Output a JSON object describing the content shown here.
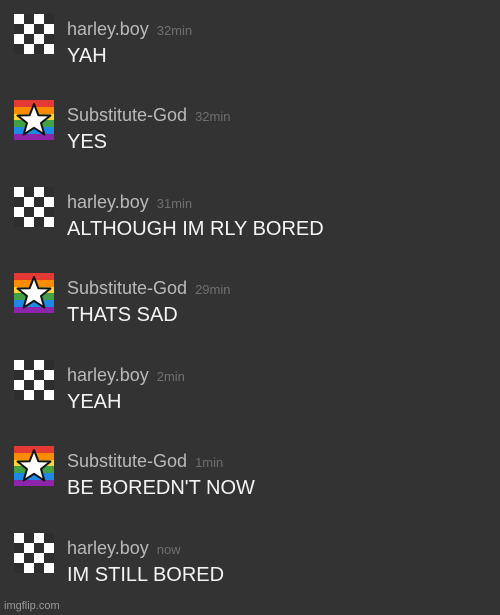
{
  "messages": [
    {
      "user": "harley.boy",
      "time": "32min",
      "text": "YAH",
      "avatar_icon": "checkered-avatar-icon"
    },
    {
      "user": "Substitute-God",
      "time": "32min",
      "text": "YES",
      "avatar_icon": "rainbow-star-avatar-icon"
    },
    {
      "user": "harley.boy",
      "time": "31min",
      "text": "ALTHOUGH IM RLY BORED",
      "avatar_icon": "checkered-avatar-icon"
    },
    {
      "user": "Substitute-God",
      "time": "29min",
      "text": "THATS SAD",
      "avatar_icon": "rainbow-star-avatar-icon"
    },
    {
      "user": "harley.boy",
      "time": "2min",
      "text": "YEAH",
      "avatar_icon": "checkered-avatar-icon"
    },
    {
      "user": "Substitute-God",
      "time": "1min",
      "text": "BE BOREDN'T NOW",
      "avatar_icon": "rainbow-star-avatar-icon"
    },
    {
      "user": "harley.boy",
      "time": "now",
      "text": "IM STILL BORED",
      "avatar_icon": "checkered-avatar-icon"
    }
  ],
  "watermark": "imgflip.com",
  "colors": {
    "background": "#333333",
    "username": "#b9b9b9",
    "timestamp": "#6f6f6f",
    "message_text": "#f4f4f4"
  }
}
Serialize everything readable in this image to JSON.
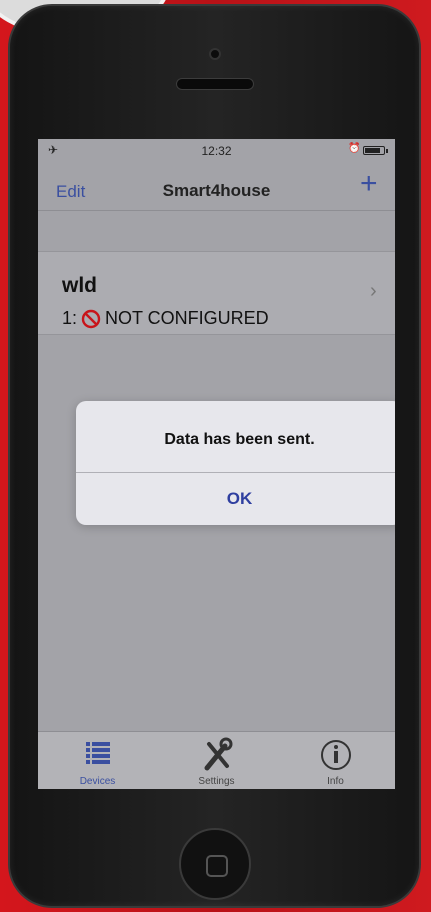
{
  "status_bar": {
    "time": "12:32"
  },
  "nav": {
    "edit_label": "Edit",
    "title": "Smart4house",
    "add_label": "+"
  },
  "device": {
    "name": "wld",
    "index": "1:",
    "status": "NOT CONFIGURED"
  },
  "alert": {
    "message": "Data has been sent.",
    "ok_label": "OK"
  },
  "tabs": [
    {
      "label": "Devices",
      "icon": "list-icon",
      "active": true
    },
    {
      "label": "Settings",
      "icon": "tools-icon",
      "active": false
    },
    {
      "label": "Info",
      "icon": "info-icon",
      "active": false
    }
  ],
  "colors": {
    "accent": "#3a4fa0",
    "no_sign": "#c8141a"
  }
}
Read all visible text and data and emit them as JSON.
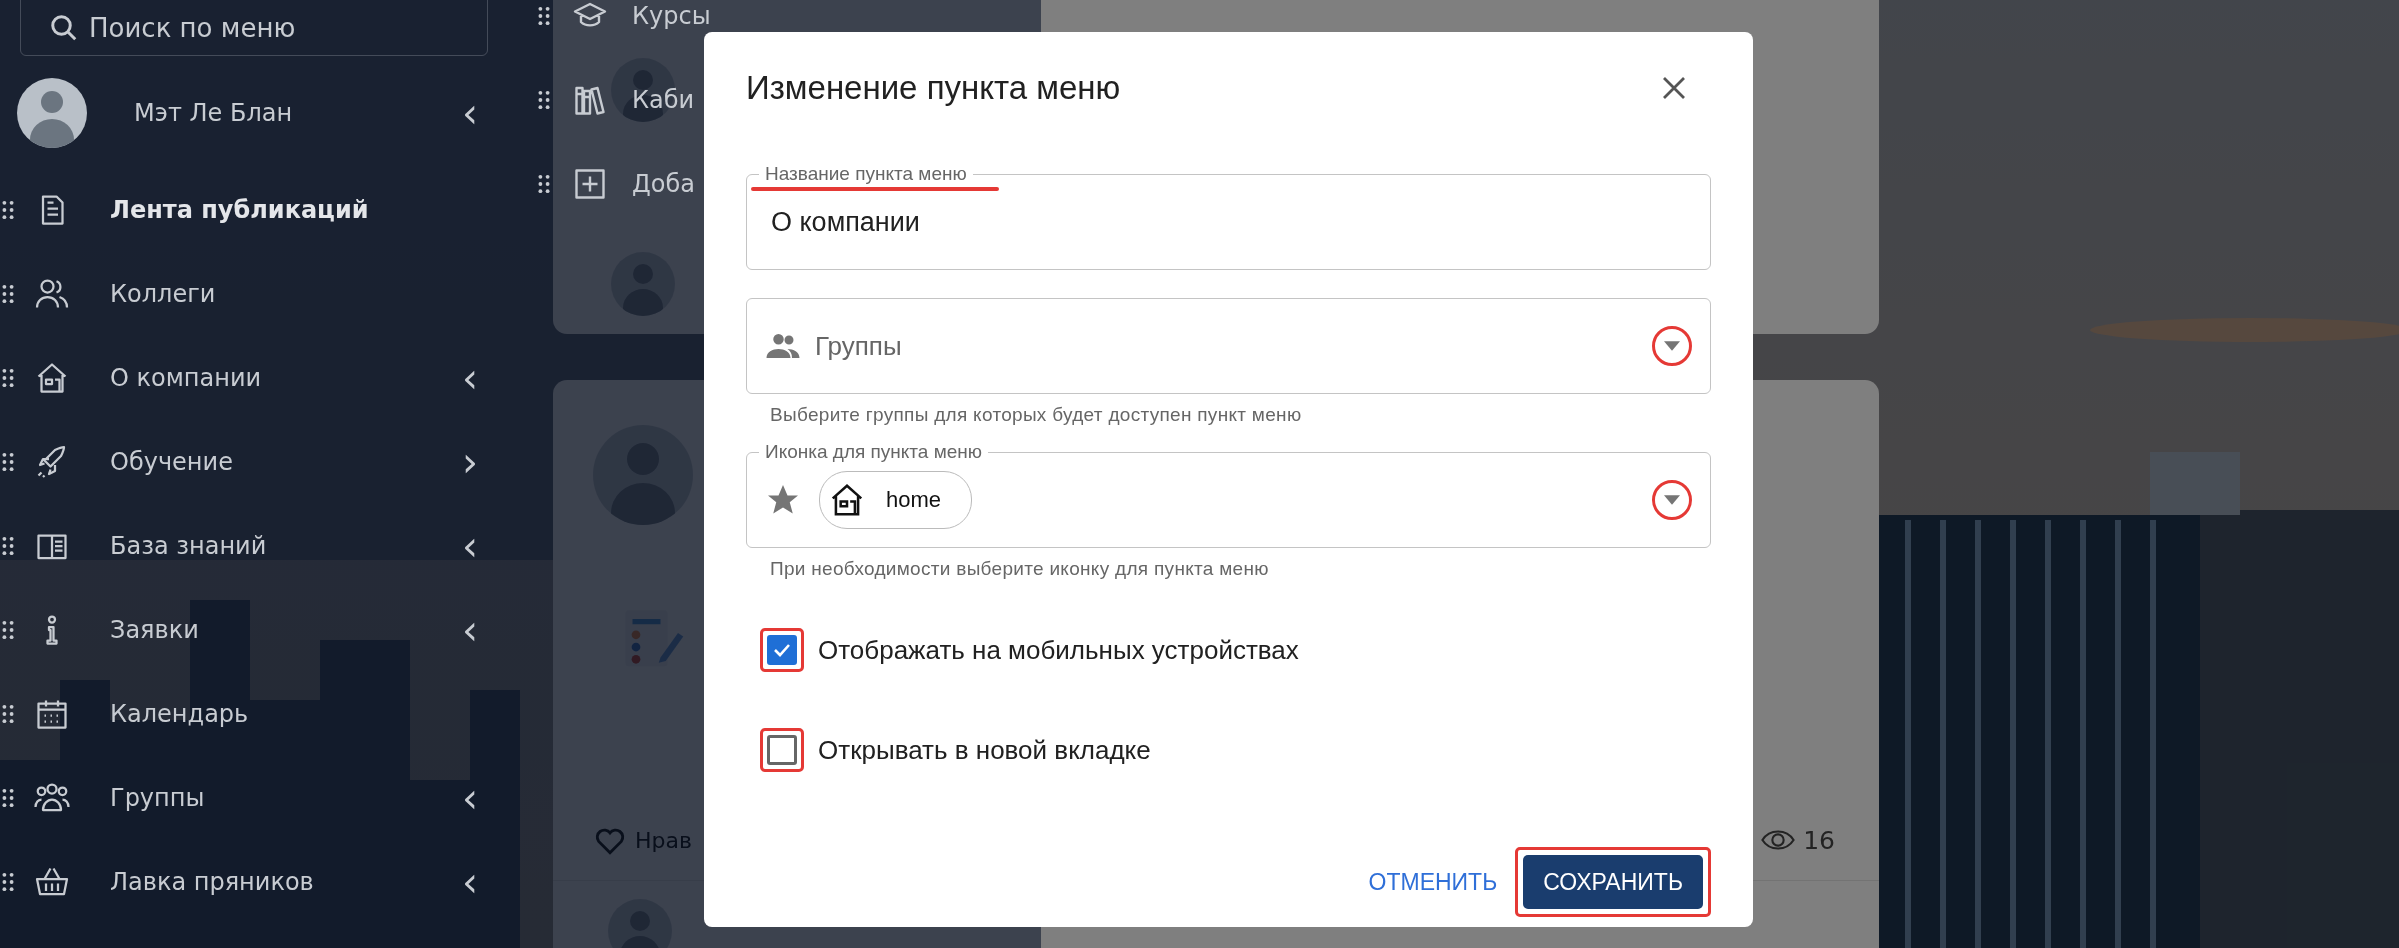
{
  "sidebar": {
    "search": {
      "placeholder": "Поиск по меню"
    },
    "user": {
      "name": "Мэт Ле Блан",
      "chevron": "‹"
    },
    "items": [
      {
        "label": "Лента публикаций",
        "selected": true
      },
      {
        "label": "Коллеги",
        "selected": false
      },
      {
        "label": "О компании",
        "selected": false,
        "chevron": "‹"
      },
      {
        "label": "Обучение",
        "selected": false,
        "chevron": "›"
      },
      {
        "label": "База знаний",
        "selected": false,
        "chevron": "‹"
      },
      {
        "label": "Заявки",
        "selected": false,
        "chevron": "‹"
      },
      {
        "label": "Календарь",
        "selected": false
      },
      {
        "label": "Группы",
        "selected": false,
        "chevron": "‹"
      },
      {
        "label": "Лавка пряников",
        "selected": false,
        "chevron": "‹"
      }
    ]
  },
  "submenu": {
    "items": [
      {
        "label": "Курсы",
        "kind": "course"
      },
      {
        "label": "Каби",
        "kind": "library"
      },
      {
        "label": "Доба",
        "kind": "add"
      }
    ]
  },
  "feed": {
    "like_label": "Нрав",
    "views": "16"
  },
  "dialog": {
    "title": "Изменение пункта меню",
    "name_field": {
      "label": "Название пункта меню",
      "value": "О компании"
    },
    "groups_field": {
      "placeholder": "Группы",
      "hint": "Выберите группы для которых будет доступен пункт меню"
    },
    "icon_field": {
      "label": "Иконка для пункта меню",
      "chip": "home",
      "hint": "При необходимости выберите иконку для пункта меню"
    },
    "checkboxes": [
      {
        "label": "Отображать на мобильных устройствах",
        "checked": true
      },
      {
        "label": "Открывать в новой вкладке",
        "checked": false
      }
    ],
    "buttons": [
      {
        "label": "ОТМЕНИТЬ",
        "kind": "text"
      },
      {
        "label": "СОХРАНИТЬ",
        "kind": "primary"
      }
    ]
  }
}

> [TASK REQUIREMENTS]: Copy every line of the entries above in which "меню" occurs.

> [RESULT]:
      "placeholder": "Поиск по меню"
    "title": "Изменение пункта меню",
      "label": "Название пункта меню",
      "hint": "Выберите группы для которых будет доступен пункт меню"
      "label": "Иконка для пункта меню",
      "hint": "При необходимости выберите иконку для пункта меню"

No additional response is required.